[Stored dataset items]
== == ==
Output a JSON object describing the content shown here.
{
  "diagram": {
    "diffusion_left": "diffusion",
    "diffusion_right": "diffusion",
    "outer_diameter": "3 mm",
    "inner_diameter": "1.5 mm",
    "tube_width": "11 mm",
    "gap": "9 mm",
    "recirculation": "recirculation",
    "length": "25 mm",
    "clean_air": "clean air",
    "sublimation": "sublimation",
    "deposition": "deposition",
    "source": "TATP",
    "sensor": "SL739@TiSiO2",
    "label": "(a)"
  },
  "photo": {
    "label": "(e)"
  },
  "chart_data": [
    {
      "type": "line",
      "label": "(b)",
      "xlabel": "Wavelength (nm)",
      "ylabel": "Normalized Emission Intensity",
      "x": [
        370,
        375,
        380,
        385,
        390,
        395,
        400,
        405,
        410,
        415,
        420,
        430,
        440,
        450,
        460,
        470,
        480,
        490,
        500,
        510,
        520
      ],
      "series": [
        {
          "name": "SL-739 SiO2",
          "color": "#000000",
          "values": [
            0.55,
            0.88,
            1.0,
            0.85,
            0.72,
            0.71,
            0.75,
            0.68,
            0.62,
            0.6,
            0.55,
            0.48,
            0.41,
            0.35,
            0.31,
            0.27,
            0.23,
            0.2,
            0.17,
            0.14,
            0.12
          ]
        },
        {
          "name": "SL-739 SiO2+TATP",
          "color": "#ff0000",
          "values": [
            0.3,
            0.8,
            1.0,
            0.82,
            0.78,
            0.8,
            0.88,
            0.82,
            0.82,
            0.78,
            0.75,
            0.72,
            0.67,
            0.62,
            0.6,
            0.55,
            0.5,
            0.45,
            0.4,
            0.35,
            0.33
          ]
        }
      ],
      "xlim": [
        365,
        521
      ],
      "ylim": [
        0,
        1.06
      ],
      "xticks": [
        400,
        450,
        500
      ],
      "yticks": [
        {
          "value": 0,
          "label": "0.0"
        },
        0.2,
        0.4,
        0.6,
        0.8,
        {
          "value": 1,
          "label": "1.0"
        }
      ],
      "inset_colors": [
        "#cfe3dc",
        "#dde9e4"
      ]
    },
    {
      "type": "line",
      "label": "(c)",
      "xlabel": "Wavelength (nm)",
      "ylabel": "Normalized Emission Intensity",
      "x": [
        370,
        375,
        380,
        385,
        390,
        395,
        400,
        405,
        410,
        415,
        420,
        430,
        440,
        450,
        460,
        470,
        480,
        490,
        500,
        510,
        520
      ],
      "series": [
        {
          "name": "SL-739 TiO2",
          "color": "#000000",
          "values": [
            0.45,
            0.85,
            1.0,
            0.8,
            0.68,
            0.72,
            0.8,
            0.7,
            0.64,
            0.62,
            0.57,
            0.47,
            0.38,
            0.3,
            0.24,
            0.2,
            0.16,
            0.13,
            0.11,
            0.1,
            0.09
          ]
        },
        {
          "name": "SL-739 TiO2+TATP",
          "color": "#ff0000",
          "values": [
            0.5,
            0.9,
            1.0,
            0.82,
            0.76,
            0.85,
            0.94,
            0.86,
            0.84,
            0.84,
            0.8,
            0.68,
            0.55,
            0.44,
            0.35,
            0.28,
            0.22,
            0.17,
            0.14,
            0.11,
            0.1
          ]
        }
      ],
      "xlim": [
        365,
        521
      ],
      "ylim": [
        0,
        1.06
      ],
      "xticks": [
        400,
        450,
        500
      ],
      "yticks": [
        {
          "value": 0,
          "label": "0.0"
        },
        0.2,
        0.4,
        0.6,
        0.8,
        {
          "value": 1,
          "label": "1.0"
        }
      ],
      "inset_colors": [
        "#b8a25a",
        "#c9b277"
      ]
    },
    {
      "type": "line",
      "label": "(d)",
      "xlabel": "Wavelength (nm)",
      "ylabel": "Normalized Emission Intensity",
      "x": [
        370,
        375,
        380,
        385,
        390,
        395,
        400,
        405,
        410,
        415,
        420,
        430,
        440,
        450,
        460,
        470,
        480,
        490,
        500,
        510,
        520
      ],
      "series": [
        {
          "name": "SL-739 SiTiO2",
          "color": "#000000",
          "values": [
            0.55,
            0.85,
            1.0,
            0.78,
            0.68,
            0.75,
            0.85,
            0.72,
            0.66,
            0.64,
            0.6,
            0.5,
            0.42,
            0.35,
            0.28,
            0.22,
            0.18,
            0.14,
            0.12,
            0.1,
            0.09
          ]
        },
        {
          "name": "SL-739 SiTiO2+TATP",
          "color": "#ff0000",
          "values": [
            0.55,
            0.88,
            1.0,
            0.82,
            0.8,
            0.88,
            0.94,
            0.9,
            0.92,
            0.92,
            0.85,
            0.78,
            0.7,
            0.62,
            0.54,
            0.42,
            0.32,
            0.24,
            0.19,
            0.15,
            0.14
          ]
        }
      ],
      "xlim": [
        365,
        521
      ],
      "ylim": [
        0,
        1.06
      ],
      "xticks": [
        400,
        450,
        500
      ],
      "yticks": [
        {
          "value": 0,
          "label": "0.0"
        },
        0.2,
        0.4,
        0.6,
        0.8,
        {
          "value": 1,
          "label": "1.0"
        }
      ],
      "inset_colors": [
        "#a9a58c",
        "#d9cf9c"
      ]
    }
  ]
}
== == ==
**Directions for this task:**
Go over the data above and copy every line that has the word "TATP" in it.

**Task result:**
    "source": "TATP",
          "name": "SL-739 SiO2+TATP",
          "name": "SL-739 TiO2+TATP",
          "name": "SL-739 SiTiO2+TATP",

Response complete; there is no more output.